- _Your objective_
Repeat the data verbatim.
** Start Entries **
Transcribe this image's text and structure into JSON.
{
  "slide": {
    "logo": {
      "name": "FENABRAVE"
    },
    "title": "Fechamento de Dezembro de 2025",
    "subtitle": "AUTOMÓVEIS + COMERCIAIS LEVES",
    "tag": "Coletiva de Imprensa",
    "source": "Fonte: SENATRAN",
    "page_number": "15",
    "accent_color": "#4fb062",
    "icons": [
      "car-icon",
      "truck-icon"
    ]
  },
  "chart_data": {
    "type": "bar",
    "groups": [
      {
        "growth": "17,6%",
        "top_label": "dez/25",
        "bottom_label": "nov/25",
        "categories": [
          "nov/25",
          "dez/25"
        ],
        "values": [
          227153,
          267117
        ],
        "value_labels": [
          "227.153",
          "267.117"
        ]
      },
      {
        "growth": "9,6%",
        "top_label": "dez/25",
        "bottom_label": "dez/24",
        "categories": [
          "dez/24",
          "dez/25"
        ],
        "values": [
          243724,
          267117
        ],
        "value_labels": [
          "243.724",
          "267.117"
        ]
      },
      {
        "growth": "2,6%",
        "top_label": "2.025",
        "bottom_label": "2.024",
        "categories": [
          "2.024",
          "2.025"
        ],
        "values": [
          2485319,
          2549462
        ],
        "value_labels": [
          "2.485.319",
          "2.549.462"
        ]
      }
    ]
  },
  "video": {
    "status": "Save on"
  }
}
** End Entries **
- _Exercise response_
Transcribe this image's text and structure into JSON.
{
  "slide": {
    "logo": {
      "name": "FENABRAVE"
    },
    "title": "Fechamento de Dezembro de 2025",
    "subtitle": "AUTOMÓVEIS + COMERCIAIS LEVES",
    "tag": "Coletiva de Imprensa",
    "source": "Fonte: SENATRAN",
    "page_number": "15",
    "accent_color": "#4fb062",
    "icons": [
      "car-icon",
      "truck-icon"
    ]
  },
  "chart_data": {
    "type": "bar",
    "groups": [
      {
        "growth": "17,6%",
        "top_label": "dez/25",
        "bottom_label": "nov/25",
        "categories": [
          "nov/25",
          "dez/25"
        ],
        "values": [
          227153,
          267117
        ],
        "value_labels": [
          "227.153",
          "267.117"
        ]
      },
      {
        "growth": "9,6%",
        "top_label": "dez/25",
        "bottom_label": "dez/24",
        "categories": [
          "dez/24",
          "dez/25"
        ],
        "values": [
          243724,
          267117
        ],
        "value_labels": [
          "243.724",
          "267.117"
        ]
      },
      {
        "growth": "2,6%",
        "top_label": "2.025",
        "bottom_label": "2.024",
        "categories": [
          "2.024",
          "2.025"
        ],
        "values": [
          2485319,
          2549462
        ],
        "value_labels": [
          "2.485.319",
          "2.549.462"
        ]
      }
    ]
  },
  "video": {
    "status": "Save on"
  }
}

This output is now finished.